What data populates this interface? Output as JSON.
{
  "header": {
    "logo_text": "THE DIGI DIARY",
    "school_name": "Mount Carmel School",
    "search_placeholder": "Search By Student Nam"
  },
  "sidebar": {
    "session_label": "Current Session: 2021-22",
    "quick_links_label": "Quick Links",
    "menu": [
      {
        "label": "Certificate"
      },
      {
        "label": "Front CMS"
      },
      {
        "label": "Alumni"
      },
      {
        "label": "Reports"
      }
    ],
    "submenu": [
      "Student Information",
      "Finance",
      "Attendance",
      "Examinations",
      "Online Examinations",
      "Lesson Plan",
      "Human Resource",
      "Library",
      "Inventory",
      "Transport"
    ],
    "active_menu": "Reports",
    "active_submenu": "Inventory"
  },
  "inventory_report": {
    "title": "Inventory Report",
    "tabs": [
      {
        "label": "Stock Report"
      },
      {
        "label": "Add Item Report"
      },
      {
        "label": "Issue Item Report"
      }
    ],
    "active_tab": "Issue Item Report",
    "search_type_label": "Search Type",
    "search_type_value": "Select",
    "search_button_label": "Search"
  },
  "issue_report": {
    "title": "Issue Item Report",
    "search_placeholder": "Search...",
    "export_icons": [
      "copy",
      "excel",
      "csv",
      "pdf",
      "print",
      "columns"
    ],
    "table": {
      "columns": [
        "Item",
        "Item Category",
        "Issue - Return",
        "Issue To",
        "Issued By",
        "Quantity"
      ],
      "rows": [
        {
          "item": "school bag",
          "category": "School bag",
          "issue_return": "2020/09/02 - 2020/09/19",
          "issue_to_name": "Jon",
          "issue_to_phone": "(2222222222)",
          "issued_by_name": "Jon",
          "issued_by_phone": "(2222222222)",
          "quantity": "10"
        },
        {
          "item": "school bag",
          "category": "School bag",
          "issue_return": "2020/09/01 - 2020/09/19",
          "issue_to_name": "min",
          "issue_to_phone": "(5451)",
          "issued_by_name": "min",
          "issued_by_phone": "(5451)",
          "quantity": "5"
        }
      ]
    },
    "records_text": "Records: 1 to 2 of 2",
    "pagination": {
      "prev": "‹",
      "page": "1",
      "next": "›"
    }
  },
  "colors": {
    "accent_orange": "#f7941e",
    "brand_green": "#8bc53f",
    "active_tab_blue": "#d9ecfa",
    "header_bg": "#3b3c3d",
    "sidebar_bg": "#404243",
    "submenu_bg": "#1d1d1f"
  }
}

** Work required **
Restate the records, all of them, precisely as written.

** The answer **
What data populates this interface? Output as JSON.
{
  "header": {
    "logo_text": "THE DIGI DIARY",
    "school_name": "Mount Carmel School",
    "search_placeholder": "Search By Student Nam"
  },
  "sidebar": {
    "session_label": "Current Session: 2021-22",
    "quick_links_label": "Quick Links",
    "menu": [
      {
        "label": "Certificate"
      },
      {
        "label": "Front CMS"
      },
      {
        "label": "Alumni"
      },
      {
        "label": "Reports"
      }
    ],
    "submenu": [
      "Student Information",
      "Finance",
      "Attendance",
      "Examinations",
      "Online Examinations",
      "Lesson Plan",
      "Human Resource",
      "Library",
      "Inventory",
      "Transport"
    ],
    "active_menu": "Reports",
    "active_submenu": "Inventory"
  },
  "inventory_report": {
    "title": "Inventory Report",
    "tabs": [
      {
        "label": "Stock Report"
      },
      {
        "label": "Add Item Report"
      },
      {
        "label": "Issue Item Report"
      }
    ],
    "active_tab": "Issue Item Report",
    "search_type_label": "Search Type",
    "search_type_value": "Select",
    "search_button_label": "Search"
  },
  "issue_report": {
    "title": "Issue Item Report",
    "search_placeholder": "Search...",
    "export_icons": [
      "copy",
      "excel",
      "csv",
      "pdf",
      "print",
      "columns"
    ],
    "table": {
      "columns": [
        "Item",
        "Item Category",
        "Issue - Return",
        "Issue To",
        "Issued By",
        "Quantity"
      ],
      "rows": [
        {
          "item": "school bag",
          "category": "School bag",
          "issue_return": "2020/09/02 - 2020/09/19",
          "issue_to_name": "Jon",
          "issue_to_phone": "(2222222222)",
          "issued_by_name": "Jon",
          "issued_by_phone": "(2222222222)",
          "quantity": "10"
        },
        {
          "item": "school bag",
          "category": "School bag",
          "issue_return": "2020/09/01 - 2020/09/19",
          "issue_to_name": "min",
          "issue_to_phone": "(5451)",
          "issued_by_name": "min",
          "issued_by_phone": "(5451)",
          "quantity": "5"
        }
      ]
    },
    "records_text": "Records: 1 to 2 of 2",
    "pagination": {
      "prev": "‹",
      "page": "1",
      "next": "›"
    }
  },
  "colors": {
    "accent_orange": "#f7941e",
    "brand_green": "#8bc53f",
    "active_tab_blue": "#d9ecfa",
    "header_bg": "#3b3c3d",
    "sidebar_bg": "#404243",
    "submenu_bg": "#1d1d1f"
  }
}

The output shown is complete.